▶ **WHAT YOU HAVE TO DO**
Only lines holding the string "title" are wanted; copy each one from the material.

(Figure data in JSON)
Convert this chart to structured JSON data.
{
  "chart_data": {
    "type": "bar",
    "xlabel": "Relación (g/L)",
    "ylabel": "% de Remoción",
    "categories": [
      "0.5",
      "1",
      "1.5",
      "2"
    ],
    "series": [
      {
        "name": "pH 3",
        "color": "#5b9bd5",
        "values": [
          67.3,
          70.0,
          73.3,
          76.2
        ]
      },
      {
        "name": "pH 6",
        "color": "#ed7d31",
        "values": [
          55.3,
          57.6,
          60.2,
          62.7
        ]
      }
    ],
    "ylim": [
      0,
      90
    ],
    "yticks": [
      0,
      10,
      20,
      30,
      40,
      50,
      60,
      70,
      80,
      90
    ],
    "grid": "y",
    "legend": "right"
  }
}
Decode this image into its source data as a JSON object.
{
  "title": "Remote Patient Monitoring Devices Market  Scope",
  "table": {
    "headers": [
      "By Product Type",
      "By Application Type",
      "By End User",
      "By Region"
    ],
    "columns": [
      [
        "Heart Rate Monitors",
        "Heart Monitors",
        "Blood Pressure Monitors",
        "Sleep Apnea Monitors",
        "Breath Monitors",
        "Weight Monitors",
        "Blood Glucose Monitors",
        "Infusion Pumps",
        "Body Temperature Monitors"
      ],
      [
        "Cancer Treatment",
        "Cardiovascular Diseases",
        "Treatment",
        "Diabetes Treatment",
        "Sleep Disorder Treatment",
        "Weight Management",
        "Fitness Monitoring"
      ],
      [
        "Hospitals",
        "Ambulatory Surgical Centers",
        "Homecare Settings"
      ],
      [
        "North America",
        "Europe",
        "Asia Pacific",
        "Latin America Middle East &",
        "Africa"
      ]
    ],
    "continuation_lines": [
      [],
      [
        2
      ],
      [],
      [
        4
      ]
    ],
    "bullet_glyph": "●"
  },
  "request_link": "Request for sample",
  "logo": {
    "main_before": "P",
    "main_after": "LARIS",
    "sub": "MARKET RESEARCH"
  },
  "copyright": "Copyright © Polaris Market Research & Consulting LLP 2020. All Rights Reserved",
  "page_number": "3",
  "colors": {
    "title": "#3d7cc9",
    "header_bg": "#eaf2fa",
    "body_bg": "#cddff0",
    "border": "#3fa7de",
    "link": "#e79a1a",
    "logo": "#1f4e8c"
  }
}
---
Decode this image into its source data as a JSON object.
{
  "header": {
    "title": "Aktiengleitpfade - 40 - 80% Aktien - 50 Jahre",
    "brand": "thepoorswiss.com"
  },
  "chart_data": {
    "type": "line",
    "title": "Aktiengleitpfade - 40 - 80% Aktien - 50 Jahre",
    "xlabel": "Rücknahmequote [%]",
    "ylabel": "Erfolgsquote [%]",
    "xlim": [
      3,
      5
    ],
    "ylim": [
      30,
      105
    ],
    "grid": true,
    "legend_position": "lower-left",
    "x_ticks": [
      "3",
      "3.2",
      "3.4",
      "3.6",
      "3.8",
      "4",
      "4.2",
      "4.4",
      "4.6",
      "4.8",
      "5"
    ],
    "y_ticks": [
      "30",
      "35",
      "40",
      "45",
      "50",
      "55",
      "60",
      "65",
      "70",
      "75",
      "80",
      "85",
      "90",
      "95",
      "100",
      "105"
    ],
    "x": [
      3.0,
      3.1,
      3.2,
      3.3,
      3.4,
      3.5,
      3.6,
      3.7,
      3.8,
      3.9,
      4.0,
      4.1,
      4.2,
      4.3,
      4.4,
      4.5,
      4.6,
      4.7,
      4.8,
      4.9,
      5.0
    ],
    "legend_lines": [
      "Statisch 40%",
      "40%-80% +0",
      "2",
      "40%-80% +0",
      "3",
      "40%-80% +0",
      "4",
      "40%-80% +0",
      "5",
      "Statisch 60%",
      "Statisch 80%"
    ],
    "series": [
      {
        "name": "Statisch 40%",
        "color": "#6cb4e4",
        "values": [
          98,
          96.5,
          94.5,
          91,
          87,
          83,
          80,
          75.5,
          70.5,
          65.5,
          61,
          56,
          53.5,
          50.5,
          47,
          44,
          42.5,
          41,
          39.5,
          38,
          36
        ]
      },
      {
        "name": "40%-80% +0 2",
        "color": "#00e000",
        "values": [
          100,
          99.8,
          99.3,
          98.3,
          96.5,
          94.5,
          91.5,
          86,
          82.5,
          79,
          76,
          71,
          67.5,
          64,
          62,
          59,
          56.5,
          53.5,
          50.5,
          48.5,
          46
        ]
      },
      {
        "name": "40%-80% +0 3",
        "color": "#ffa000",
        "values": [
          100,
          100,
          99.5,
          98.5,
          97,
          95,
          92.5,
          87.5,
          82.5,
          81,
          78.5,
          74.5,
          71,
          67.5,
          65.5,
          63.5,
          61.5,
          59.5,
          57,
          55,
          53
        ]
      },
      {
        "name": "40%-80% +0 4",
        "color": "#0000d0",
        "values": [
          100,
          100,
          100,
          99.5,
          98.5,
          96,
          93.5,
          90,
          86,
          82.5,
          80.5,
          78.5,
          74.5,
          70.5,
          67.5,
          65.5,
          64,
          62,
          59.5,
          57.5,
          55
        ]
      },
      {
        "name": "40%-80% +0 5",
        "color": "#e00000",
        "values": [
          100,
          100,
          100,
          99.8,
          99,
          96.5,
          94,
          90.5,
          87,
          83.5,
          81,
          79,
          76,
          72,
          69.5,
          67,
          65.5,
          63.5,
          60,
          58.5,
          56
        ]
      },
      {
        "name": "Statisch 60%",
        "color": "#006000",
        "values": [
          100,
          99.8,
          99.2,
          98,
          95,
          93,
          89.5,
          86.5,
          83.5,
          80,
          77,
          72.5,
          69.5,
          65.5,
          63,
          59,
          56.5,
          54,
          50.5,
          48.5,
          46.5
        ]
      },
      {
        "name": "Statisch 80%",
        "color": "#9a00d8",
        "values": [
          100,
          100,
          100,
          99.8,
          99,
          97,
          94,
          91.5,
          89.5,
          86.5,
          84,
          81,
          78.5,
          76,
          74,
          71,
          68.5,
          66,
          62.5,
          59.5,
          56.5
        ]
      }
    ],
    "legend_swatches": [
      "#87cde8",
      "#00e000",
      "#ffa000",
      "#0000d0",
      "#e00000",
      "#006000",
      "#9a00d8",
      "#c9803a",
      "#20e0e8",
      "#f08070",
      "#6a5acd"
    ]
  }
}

▶ **RESULT BELOW**
  "title": "Remote Patient Monitoring Devices Market  Scope",
    "title": "#3d7cc9",
    "title": "Aktiengleitpfade - 40 - 80% Aktien - 50 Jahre",
    "title": "Aktiengleitpfade - 40 - 80% Aktien - 50 Jahre",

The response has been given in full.